- What is required
If a line of the records contains the word "Plane", list it.
*** Begin section ***
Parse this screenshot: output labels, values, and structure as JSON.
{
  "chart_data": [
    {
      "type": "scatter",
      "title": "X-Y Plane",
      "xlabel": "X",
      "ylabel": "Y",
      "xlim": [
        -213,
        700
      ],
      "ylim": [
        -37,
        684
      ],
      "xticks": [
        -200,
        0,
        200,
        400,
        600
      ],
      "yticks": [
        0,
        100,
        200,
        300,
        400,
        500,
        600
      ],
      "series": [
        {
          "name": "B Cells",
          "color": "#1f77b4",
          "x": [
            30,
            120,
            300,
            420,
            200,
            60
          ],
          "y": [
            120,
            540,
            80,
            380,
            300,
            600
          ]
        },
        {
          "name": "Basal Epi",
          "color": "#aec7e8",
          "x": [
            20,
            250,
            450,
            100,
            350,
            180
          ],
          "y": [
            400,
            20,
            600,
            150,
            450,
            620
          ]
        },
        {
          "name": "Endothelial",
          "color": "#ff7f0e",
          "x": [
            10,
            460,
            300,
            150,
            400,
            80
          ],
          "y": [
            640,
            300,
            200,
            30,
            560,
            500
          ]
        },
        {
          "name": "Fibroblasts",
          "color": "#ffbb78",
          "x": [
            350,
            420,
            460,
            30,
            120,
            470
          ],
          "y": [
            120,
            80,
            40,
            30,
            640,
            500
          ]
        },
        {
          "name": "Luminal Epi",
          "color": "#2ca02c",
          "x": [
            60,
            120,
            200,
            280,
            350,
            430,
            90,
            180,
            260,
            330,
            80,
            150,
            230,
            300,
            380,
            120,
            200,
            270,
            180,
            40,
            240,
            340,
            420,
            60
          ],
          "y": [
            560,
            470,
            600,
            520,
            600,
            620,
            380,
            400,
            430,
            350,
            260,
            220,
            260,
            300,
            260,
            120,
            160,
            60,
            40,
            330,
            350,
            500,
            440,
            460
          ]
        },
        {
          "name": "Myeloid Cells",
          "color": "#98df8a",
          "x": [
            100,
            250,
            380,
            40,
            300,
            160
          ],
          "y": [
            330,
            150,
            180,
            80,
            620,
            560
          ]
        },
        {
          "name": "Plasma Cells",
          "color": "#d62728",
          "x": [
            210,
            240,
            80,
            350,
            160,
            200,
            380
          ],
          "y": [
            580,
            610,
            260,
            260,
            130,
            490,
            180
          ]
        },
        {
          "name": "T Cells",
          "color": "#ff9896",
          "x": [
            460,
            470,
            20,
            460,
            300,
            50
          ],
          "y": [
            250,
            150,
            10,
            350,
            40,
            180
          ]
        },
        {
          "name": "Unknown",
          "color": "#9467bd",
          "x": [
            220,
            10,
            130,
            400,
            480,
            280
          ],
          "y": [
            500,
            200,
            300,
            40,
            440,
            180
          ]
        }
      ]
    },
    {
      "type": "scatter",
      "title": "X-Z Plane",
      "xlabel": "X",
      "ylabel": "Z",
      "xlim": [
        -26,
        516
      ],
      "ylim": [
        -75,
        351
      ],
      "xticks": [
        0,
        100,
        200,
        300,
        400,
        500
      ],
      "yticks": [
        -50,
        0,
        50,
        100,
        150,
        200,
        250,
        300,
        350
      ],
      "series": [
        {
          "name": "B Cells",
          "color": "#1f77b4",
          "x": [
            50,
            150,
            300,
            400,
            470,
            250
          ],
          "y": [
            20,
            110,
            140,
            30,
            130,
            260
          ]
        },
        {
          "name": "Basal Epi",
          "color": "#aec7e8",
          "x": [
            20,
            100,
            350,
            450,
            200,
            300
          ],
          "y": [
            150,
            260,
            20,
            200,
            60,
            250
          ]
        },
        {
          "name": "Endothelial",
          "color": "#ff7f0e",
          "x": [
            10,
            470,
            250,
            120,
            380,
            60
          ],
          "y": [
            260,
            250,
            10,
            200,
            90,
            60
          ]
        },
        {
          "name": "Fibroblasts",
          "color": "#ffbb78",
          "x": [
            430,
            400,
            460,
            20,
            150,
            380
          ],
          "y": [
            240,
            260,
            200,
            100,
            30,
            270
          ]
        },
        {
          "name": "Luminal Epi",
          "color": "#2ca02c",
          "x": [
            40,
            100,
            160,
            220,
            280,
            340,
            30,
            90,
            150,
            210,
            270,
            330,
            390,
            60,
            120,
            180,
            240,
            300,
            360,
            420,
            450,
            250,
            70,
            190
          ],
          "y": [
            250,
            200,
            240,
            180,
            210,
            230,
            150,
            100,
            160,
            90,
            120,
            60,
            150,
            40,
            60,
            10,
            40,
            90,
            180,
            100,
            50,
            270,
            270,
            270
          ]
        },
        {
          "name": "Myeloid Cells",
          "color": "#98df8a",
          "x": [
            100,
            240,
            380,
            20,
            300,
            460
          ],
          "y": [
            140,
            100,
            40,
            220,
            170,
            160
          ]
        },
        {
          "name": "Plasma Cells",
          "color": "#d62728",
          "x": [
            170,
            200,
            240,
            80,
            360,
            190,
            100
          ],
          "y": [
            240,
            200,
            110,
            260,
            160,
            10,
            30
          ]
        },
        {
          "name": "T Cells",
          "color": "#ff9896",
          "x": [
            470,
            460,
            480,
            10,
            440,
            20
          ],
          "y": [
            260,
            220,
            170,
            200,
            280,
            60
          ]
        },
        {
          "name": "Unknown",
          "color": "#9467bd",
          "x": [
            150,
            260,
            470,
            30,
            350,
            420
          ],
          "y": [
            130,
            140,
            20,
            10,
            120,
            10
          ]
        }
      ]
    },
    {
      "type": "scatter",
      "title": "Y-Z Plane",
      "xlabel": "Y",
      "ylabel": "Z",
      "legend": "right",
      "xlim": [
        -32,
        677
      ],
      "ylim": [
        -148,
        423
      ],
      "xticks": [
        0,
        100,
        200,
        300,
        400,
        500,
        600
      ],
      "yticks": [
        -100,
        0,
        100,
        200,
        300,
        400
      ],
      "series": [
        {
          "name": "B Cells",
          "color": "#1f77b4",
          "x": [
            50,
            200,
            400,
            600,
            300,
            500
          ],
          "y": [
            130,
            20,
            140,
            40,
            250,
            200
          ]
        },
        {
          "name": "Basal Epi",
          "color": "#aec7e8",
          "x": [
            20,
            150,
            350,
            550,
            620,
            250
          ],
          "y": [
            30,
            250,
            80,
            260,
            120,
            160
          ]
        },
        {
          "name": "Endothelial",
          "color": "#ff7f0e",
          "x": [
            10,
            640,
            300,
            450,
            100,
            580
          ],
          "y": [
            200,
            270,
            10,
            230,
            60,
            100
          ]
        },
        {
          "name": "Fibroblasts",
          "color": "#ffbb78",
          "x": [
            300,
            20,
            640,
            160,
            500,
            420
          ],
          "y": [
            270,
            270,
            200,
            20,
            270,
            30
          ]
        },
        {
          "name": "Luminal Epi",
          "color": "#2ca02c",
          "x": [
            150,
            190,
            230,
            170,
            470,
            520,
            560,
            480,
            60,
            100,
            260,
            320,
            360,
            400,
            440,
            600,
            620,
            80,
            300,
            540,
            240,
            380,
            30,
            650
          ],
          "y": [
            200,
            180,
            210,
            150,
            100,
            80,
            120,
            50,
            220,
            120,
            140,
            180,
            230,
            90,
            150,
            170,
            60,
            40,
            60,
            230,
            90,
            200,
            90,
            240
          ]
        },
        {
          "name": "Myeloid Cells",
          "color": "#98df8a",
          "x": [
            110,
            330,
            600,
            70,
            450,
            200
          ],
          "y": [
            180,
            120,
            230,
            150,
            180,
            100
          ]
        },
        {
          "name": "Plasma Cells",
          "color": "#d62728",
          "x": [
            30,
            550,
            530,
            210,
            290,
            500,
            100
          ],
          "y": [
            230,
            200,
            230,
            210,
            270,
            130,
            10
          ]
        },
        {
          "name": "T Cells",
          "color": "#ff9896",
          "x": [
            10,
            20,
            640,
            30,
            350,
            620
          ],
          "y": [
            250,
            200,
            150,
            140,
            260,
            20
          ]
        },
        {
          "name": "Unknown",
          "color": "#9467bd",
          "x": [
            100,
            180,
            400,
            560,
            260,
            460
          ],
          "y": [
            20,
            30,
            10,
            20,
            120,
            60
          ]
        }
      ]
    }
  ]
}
*** End section ***
- Problem solution
      "title": "X-Y Plane",
      "title": "X-Z Plane",
      "title": "Y-Z Plane",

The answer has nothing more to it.